Reproduce the records below line for line, without any changes.
== DATA PROVIDED ==
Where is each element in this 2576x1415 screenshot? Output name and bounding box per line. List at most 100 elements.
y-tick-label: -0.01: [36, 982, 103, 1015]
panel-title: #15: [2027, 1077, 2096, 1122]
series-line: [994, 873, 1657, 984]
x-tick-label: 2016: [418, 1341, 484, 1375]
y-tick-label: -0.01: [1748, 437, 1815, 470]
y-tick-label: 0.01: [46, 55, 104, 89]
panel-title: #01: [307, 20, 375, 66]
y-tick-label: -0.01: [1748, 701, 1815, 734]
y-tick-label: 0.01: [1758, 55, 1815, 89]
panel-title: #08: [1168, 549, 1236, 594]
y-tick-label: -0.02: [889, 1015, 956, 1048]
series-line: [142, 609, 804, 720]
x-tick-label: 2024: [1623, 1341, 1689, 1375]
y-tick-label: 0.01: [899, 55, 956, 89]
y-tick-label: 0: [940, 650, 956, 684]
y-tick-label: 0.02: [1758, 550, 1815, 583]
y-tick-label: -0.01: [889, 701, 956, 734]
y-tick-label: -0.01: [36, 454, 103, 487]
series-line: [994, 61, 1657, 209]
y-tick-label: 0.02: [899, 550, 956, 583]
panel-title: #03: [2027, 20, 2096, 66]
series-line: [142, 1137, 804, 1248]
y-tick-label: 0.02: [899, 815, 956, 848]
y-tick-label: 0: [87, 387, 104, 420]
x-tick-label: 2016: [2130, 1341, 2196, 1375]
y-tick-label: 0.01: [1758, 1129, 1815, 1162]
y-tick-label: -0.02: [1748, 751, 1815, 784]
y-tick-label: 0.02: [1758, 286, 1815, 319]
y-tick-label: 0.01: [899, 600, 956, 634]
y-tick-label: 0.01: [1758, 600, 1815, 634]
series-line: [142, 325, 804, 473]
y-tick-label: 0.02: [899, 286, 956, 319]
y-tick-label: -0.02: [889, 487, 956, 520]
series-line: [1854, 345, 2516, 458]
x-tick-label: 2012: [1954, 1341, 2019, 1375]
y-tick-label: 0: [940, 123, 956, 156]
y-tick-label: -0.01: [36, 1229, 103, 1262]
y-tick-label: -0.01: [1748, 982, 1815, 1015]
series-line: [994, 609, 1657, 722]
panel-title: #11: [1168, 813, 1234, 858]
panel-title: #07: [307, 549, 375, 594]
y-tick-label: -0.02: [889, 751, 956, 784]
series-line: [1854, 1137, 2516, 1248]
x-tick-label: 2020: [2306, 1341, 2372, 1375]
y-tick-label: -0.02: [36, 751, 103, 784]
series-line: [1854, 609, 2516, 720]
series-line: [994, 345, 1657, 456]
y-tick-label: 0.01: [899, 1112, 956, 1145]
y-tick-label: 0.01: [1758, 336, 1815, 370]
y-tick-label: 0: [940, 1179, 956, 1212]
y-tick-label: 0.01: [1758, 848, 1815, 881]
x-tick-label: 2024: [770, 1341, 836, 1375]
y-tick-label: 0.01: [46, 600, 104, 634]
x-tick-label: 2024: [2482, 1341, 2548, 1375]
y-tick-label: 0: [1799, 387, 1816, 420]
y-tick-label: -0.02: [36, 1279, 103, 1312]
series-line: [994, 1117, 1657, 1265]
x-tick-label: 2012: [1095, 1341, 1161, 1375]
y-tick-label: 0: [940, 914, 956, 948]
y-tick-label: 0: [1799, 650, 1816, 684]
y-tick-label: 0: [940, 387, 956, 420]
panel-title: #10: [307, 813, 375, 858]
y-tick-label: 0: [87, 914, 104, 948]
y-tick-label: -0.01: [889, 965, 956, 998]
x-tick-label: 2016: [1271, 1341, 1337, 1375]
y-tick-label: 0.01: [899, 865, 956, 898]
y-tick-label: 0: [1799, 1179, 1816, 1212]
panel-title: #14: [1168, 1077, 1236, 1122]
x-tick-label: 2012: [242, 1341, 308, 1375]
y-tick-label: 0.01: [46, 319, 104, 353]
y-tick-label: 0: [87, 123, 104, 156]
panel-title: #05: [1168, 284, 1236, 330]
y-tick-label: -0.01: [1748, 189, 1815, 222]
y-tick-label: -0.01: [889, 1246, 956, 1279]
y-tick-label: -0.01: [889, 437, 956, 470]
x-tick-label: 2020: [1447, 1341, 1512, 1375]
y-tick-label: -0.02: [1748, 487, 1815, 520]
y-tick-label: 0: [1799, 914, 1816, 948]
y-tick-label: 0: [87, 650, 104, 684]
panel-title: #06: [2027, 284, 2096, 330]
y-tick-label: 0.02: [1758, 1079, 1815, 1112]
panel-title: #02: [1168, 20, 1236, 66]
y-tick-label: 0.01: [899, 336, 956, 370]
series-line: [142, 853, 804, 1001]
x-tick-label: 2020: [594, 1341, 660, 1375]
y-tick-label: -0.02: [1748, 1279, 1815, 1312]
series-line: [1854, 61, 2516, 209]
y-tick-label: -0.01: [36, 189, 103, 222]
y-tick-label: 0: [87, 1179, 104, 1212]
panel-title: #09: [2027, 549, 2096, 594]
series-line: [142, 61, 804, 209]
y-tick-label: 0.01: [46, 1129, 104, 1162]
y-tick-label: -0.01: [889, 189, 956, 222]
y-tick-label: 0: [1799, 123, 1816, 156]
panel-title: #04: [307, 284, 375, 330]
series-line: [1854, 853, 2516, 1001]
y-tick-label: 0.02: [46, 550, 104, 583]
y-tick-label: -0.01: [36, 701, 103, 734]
===
• [PROBLEM SOLUTION]
Where is each element in this 2576x1415 screenshot? Output name and bounding box per line. List at most 100 elements.
y-tick-label: -0.01: [36, 982, 103, 1015]
panel-title: #15: [2027, 1077, 2096, 1122]
series-line: [994, 873, 1657, 984]
x-tick-label: 2016: [418, 1341, 484, 1375]
y-tick-label: -0.01: [1748, 437, 1815, 470]
y-tick-label: 0.01: [46, 55, 104, 89]
panel-title: #01: [307, 20, 375, 66]
y-tick-label: -0.01: [1748, 701, 1815, 734]
y-tick-label: 0.01: [1758, 55, 1815, 89]
panel-title: #08: [1168, 549, 1236, 594]
y-tick-label: -0.02: [889, 1015, 956, 1048]
series-line: [142, 609, 804, 720]
x-tick-label: 2024: [1623, 1341, 1689, 1375]
y-tick-label: 0.01: [899, 55, 956, 89]
y-tick-label: 0: [940, 650, 956, 684]
y-tick-label: 0.02: [1758, 550, 1815, 583]
y-tick-label: -0.01: [889, 701, 956, 734]
y-tick-label: -0.01: [36, 454, 103, 487]
series-line: [994, 61, 1657, 209]
y-tick-label: 0.02: [899, 550, 956, 583]
panel-title: #03: [2027, 20, 2096, 66]
series-line: [142, 1137, 804, 1248]
y-tick-label: 0.02: [899, 815, 956, 848]
y-tick-label: 0: [87, 387, 104, 420]
x-tick-label: 2016: [2130, 1341, 2196, 1375]
y-tick-label: 0.01: [1758, 1129, 1815, 1162]
y-tick-label: -0.02: [1748, 751, 1815, 784]
y-tick-label: 0.02: [1758, 286, 1815, 319]
y-tick-label: 0.01: [899, 600, 956, 634]
y-tick-label: 0.01: [1758, 600, 1815, 634]
series-line: [142, 325, 804, 473]
y-tick-label: 0.02: [899, 286, 956, 319]
y-tick-label: -0.02: [889, 487, 956, 520]
series-line: [1854, 345, 2516, 458]
x-tick-label: 2012: [1954, 1341, 2019, 1375]
y-tick-label: 0: [940, 123, 956, 156]
y-tick-label: -0.01: [36, 1229, 103, 1262]
y-tick-label: -0.01: [1748, 982, 1815, 1015]
series-line: [994, 609, 1657, 722]
panel-title: #11: [1168, 813, 1234, 858]
panel-title: #07: [307, 549, 375, 594]
y-tick-label: -0.02: [889, 751, 956, 784]
series-line: [1854, 1137, 2516, 1248]
x-tick-label: 2020: [2306, 1341, 2372, 1375]
y-tick-label: -0.02: [36, 751, 103, 784]
series-line: [1854, 609, 2516, 720]
series-line: [994, 345, 1657, 456]
y-tick-label: 0.01: [899, 1112, 956, 1145]
y-tick-label: 0.01: [1758, 336, 1815, 370]
y-tick-label: 0: [940, 1179, 956, 1212]
y-tick-label: 0.01: [1758, 848, 1815, 881]
x-tick-label: 2024: [770, 1341, 836, 1375]
y-tick-label: 0.01: [46, 600, 104, 634]
x-tick-label: 2024: [2482, 1341, 2548, 1375]
y-tick-label: 0: [1799, 387, 1816, 420]
y-tick-label: -0.02: [36, 1279, 103, 1312]
series-line: [994, 1117, 1657, 1265]
x-tick-label: 2012: [1095, 1341, 1161, 1375]
y-tick-label: 0: [940, 914, 956, 948]
y-tick-label: 0: [1799, 650, 1816, 684]
y-tick-label: 0: [940, 387, 956, 420]
panel-title: #10: [307, 813, 375, 858]
y-tick-label: 0: [87, 914, 104, 948]
y-tick-label: -0.01: [889, 965, 956, 998]
x-tick-label: 2016: [1271, 1341, 1337, 1375]
y-tick-label: 0.01: [899, 865, 956, 898]
y-tick-label: 0: [1799, 1179, 1816, 1212]
panel-title: #14: [1168, 1077, 1236, 1122]
x-tick-label: 2012: [242, 1341, 308, 1375]
y-tick-label: 0.01: [46, 319, 104, 353]
y-tick-label: 0: [87, 123, 104, 156]
panel-title: #05: [1168, 284, 1236, 330]
y-tick-label: -0.01: [1748, 189, 1815, 222]
y-tick-label: -0.01: [889, 1246, 956, 1279]
y-tick-label: -0.01: [889, 437, 956, 470]
x-tick-label: 2020: [1447, 1341, 1512, 1375]
y-tick-label: -0.02: [1748, 487, 1815, 520]
y-tick-label: 0: [1799, 914, 1816, 948]
y-tick-label: 0: [87, 650, 104, 684]
panel-title: #06: [2027, 284, 2096, 330]
y-tick-label: 0.02: [1758, 1079, 1815, 1112]
panel-title: #02: [1168, 20, 1236, 66]
y-tick-label: 0.01: [899, 336, 956, 370]
series-line: [142, 853, 804, 1001]
x-tick-label: 2020: [594, 1341, 660, 1375]
y-tick-label: -0.02: [1748, 1279, 1815, 1312]
series-line: [1854, 61, 2516, 209]
y-tick-label: -0.01: [36, 189, 103, 222]
y-tick-label: 0: [87, 1179, 104, 1212]
panel-title: #09: [2027, 549, 2096, 594]
series-line: [142, 61, 804, 209]
y-tick-label: 0.01: [46, 1129, 104, 1162]
y-tick-label: -0.01: [889, 189, 956, 222]
y-tick-label: 0: [1799, 123, 1816, 156]
panel-title: #04: [307, 284, 375, 330]
series-line: [1854, 853, 2516, 1001]
y-tick-label: 0.02: [46, 550, 104, 583]
y-tick-label: -0.01: [36, 701, 103, 734]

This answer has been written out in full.